In the material below, list every line carrying the string "Crore".

- **Data to use**
----------------------------------------

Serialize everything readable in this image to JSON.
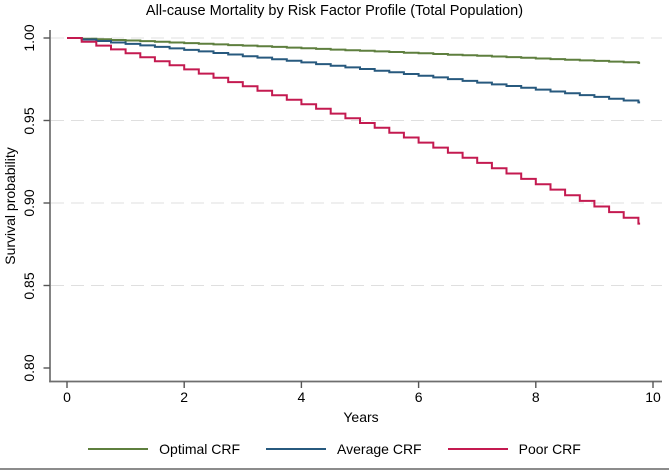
{
  "chart_data": {
    "type": "line",
    "variant": "kaplan-meier-step-survival",
    "title": "All-cause Mortality by Risk Factor Profile (Total Population)",
    "xlabel": "Years",
    "ylabel": "Survival probability",
    "xlim": [
      0,
      10.15
    ],
    "ylim": [
      0.8,
      1.0
    ],
    "xticks": [
      "0",
      "2",
      "4",
      "6",
      "8",
      "10"
    ],
    "yticks": [
      "1.00",
      "0.95",
      "0.90",
      "0.85",
      "0.80"
    ],
    "grid": {
      "y_values": [
        1.0,
        0.95,
        0.9,
        0.85
      ],
      "style": "dashed",
      "color": "#dfdfdf"
    },
    "legend_position": "bottom",
    "axis_color": "#6e6e6e",
    "end_x": 9.78,
    "x": [
      0,
      0.25,
      0.5,
      0.75,
      1,
      1.25,
      1.5,
      1.75,
      2,
      2.25,
      2.5,
      2.75,
      3,
      3.25,
      3.5,
      3.75,
      4,
      4.25,
      4.5,
      4.75,
      5,
      5.25,
      5.5,
      5.75,
      6,
      6.25,
      6.5,
      6.75,
      7,
      7.25,
      7.5,
      7.75,
      8,
      8.25,
      8.5,
      8.75,
      9,
      9.25,
      9.5,
      9.75
    ],
    "series": [
      {
        "name": "Optimal CRF",
        "color": "#5e7f3e",
        "values": [
          1.0,
          0.9996,
          0.9992,
          0.9988,
          0.9985,
          0.9981,
          0.9977,
          0.9973,
          0.9969,
          0.9965,
          0.9961,
          0.9957,
          0.9954,
          0.995,
          0.9946,
          0.9942,
          0.9938,
          0.9934,
          0.993,
          0.9926,
          0.9923,
          0.9919,
          0.9915,
          0.9911,
          0.9907,
          0.9903,
          0.9899,
          0.9895,
          0.9892,
          0.9888,
          0.9884,
          0.988,
          0.9876,
          0.9872,
          0.9868,
          0.9864,
          0.9861,
          0.9857,
          0.9853,
          0.9849
        ]
      },
      {
        "name": "Average CRF",
        "color": "#27597e",
        "values": [
          1.0,
          0.9991,
          0.9982,
          0.9973,
          0.9964,
          0.9955,
          0.9946,
          0.9937,
          0.9928,
          0.9919,
          0.9909,
          0.99,
          0.989,
          0.9881,
          0.9871,
          0.9862,
          0.9852,
          0.9842,
          0.9832,
          0.9822,
          0.9812,
          0.9802,
          0.9792,
          0.9782,
          0.9771,
          0.9761,
          0.9751,
          0.974,
          0.973,
          0.9719,
          0.9709,
          0.9698,
          0.9687,
          0.9676,
          0.9665,
          0.9654,
          0.9643,
          0.9632,
          0.9621,
          0.961
        ]
      },
      {
        "name": "Poor CRF",
        "color": "#c41a50",
        "values": [
          1.0,
          0.9977,
          0.9954,
          0.9931,
          0.9907,
          0.9883,
          0.9859,
          0.9835,
          0.981,
          0.9784,
          0.9759,
          0.9733,
          0.9707,
          0.968,
          0.9653,
          0.9626,
          0.9598,
          0.9571,
          0.9542,
          0.9514,
          0.9485,
          0.9456,
          0.9426,
          0.9397,
          0.9366,
          0.9336,
          0.9305,
          0.9274,
          0.9243,
          0.9211,
          0.9179,
          0.9146,
          0.9114,
          0.9081,
          0.9047,
          0.9013,
          0.8979,
          0.8945,
          0.891,
          0.8875
        ]
      }
    ]
  }
}
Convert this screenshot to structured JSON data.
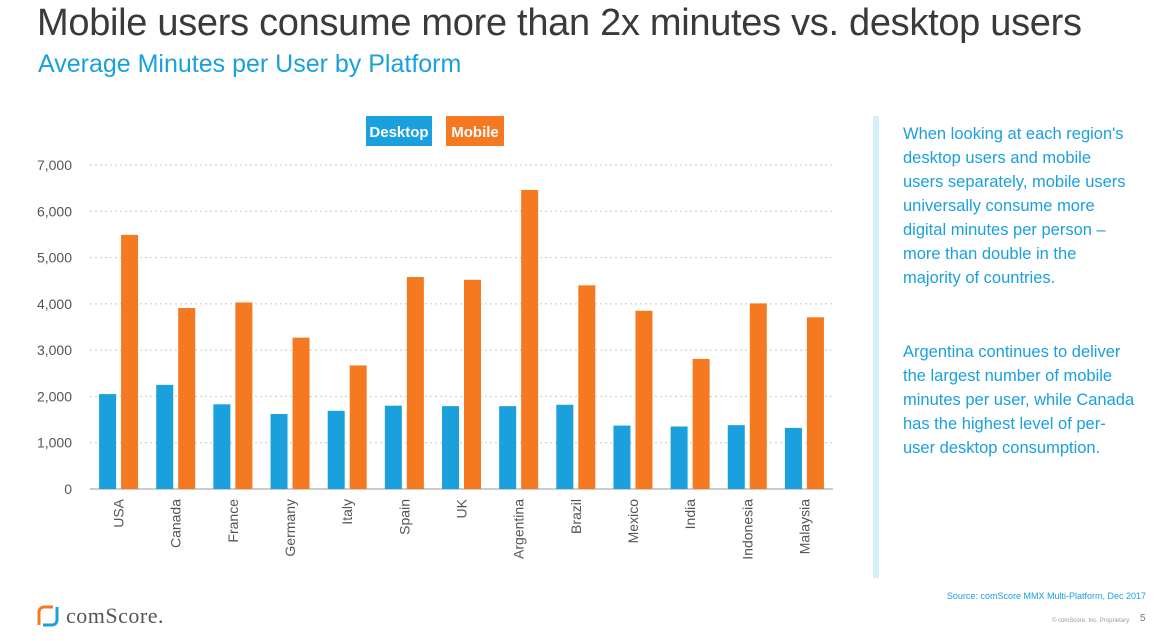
{
  "slide": {
    "title": "Mobile users consume more than 2x minutes vs. desktop users",
    "subtitle": "Average Minutes per User by Platform",
    "commentary": [
      "When looking at each region's desktop users and mobile users separately, mobile users universally consume more digital minutes per person – more than double in the majority of countries.",
      "Argentina continues to deliver the largest number of mobile minutes per user, while Canada has the highest level of per-user desktop consumption."
    ],
    "source": "Source: comScore MMX Multi-Platform, Dec 2017",
    "logo_text": "comScore.",
    "copyright": "© comScore, Inc. Proprietary.",
    "page_number": "5"
  },
  "colors": {
    "desktop": "#1aa0dd",
    "mobile": "#f47920",
    "title": "#3a3a3a",
    "accent": "#1aa0dd"
  },
  "chart_data": {
    "type": "bar",
    "categories": [
      "USA",
      "Canada",
      "France",
      "Germany",
      "Italy",
      "Spain",
      "UK",
      "Argentina",
      "Brazil",
      "Mexico",
      "India",
      "Indonesia",
      "Malaysia"
    ],
    "series": [
      {
        "name": "Desktop",
        "values": [
          2050,
          2250,
          1830,
          1620,
          1690,
          1800,
          1790,
          1790,
          1820,
          1370,
          1350,
          1380,
          1320
        ]
      },
      {
        "name": "Mobile",
        "values": [
          5490,
          3910,
          4030,
          3270,
          2670,
          4580,
          4520,
          6460,
          4400,
          3850,
          2810,
          4010,
          3710
        ]
      }
    ],
    "yticks": [
      "0",
      "1,000",
      "2,000",
      "3,000",
      "4,000",
      "5,000",
      "6,000",
      "7,000"
    ],
    "ylim": [
      0,
      7000
    ],
    "legend": "top",
    "grid": true
  }
}
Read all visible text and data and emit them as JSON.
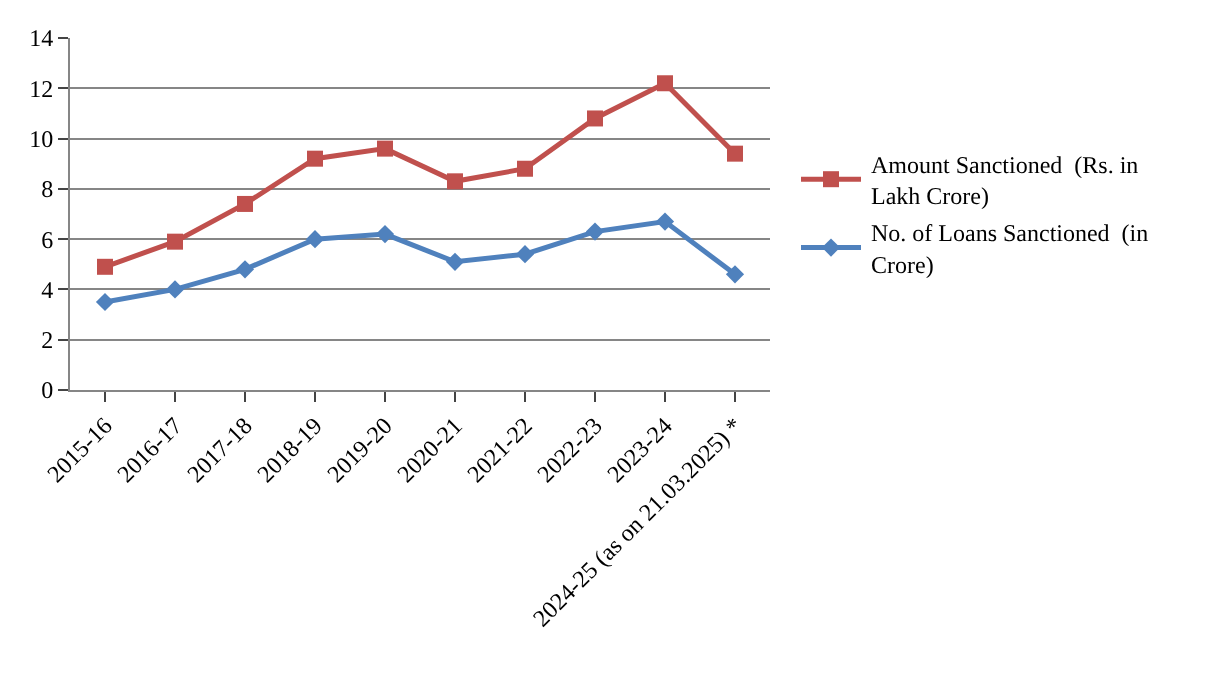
{
  "chart_data": {
    "type": "line",
    "categories": [
      "2015-16",
      "2016-17",
      "2017-18",
      "2018-19",
      "2019-20",
      "2020-21",
      "2021-22",
      "2022-23",
      "2023-24",
      "2024-25 (as on 21.03.2025) *"
    ],
    "series": [
      {
        "name": "Amount Sanctioned  (Rs. in Lakh Crore)",
        "color": "#c0504d",
        "marker": "square",
        "values": [
          4.9,
          5.9,
          7.4,
          9.2,
          9.6,
          8.3,
          8.8,
          10.8,
          12.2,
          9.4
        ]
      },
      {
        "name": "No. of Loans Sanctioned  (in Crore)",
        "color": "#4f81bd",
        "marker": "diamond",
        "values": [
          3.5,
          4.0,
          4.8,
          6.0,
          6.2,
          5.1,
          5.4,
          6.3,
          6.7,
          4.6
        ]
      }
    ],
    "ylim": [
      0,
      14
    ],
    "yticks": [
      0,
      2,
      4,
      6,
      8,
      10,
      12,
      14
    ],
    "grid": "y",
    "legend": "right",
    "line_style": "solid"
  }
}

----------------------------------------

- **Result of this task**
        "name": "Amount Sanctioned  (Rs. in Lakh Crore)",
        "name": "No. of Loans Sanctioned  (in Crore)",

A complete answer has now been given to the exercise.